Explore the material -
(1) Reproduce the biography of Lotten von Düben starting with "Her work constitute" and going on through "Söderby and Margretelund.", substituting "Sámi people" for "Sami people".
(2) Extend the biography of Lotten von Düben beyond its final sentence.

Carolina Charlotta Mariana von Düben, commonly known as Lotten von Düben (née von Bahr; November 23, 1828 – December 25, 1915) was an early Swedish amateur photographer and a pioneering reportage and documentary photographer.

Her work constitute an important chapter in the history of Swedish photography. She is most notably remembered for her images of the Sami people.

Early life 
Born on 23 November 1828, the third of six children, in Söderby in Uppland to the noble von Bahr family; her father was the major Robert von Bahr and Baroness Eva Carolina Åkerhielm af Margretelund, both from aristocrat families. She grew up at both Söderby and Margretelund.

Work 
In 1868, her husband, Gustaf von Düben, began to compile a catalogue of Lapp skulls. It was illustrated with photographs taken by Lotten von Düben, probably based on the approach adopted by Carl Curman who had a photographic studio in the building where the couple lived.

Excerpted data -
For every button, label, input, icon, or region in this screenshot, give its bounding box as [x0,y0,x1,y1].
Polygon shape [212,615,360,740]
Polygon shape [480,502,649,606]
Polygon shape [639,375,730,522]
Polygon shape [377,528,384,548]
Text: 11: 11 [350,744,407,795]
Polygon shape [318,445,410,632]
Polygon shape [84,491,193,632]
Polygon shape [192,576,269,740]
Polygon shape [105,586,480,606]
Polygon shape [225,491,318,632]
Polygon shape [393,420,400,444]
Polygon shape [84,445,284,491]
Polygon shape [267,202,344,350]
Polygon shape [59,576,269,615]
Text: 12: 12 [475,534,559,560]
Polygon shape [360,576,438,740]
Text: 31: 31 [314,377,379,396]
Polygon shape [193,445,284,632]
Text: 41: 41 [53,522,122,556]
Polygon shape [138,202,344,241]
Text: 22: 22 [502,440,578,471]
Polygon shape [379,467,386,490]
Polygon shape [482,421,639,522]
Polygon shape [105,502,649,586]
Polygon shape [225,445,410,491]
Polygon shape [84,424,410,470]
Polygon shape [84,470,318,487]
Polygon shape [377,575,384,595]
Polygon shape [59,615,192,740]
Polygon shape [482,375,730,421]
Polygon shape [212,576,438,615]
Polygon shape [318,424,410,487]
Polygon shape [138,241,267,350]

Answers to the tasks -
(1)
Her work constitute an important chapter in the history of Swedish photography. She is most notably remembered for her images of the Sámi people.

Early life 
Born on 23 November 1828, the third of six children, in Söderby in Uppland to the noble von Bahr family; her father was the major Robert von Bahr and Baroness Eva Carolina Åkerhielm af Margretelund, both from aristocrat families. She grew up at both Söderby and Margretelund.

(2)
Von Düben also took many landscape photographs of the Swedish mountains and waterfalls during her trips to Lapland. Unlike her contemporaries, she photographed the scenery to provide a record for herself rather than to sell the images. Taken in the open air rather than in a studio, her portraits show the Sami in their natural environment. Together with the work of Bertha Valerius and Rosalie Sjöman, von Düben's photographs constitute an important chapter in the history of Swedish photography.

Expedition to Lapland 
On 3 July 1868, the von Dübens left Stockholm by ship on the first expedition to Lapland, along with the assistant G. H. Santesson and the cook Johanna Björklund, undertaking a study of the Sami people. They took with them all the heavy photographic equipment they needed to produce iodinated collodion negatives. Using a stereo camera, Lotten von Dühen photographed the Samis first from the front, then in profile. In 1871, they returned to the area, this time with two cameras. To document their findings, in 1873 Gustaf von Düben published Om Lappland och Lapparne, företrädesvis de Svenske: Ethnografiska Studier af Gustaf von Düben which was illustrated with his wife's photographs.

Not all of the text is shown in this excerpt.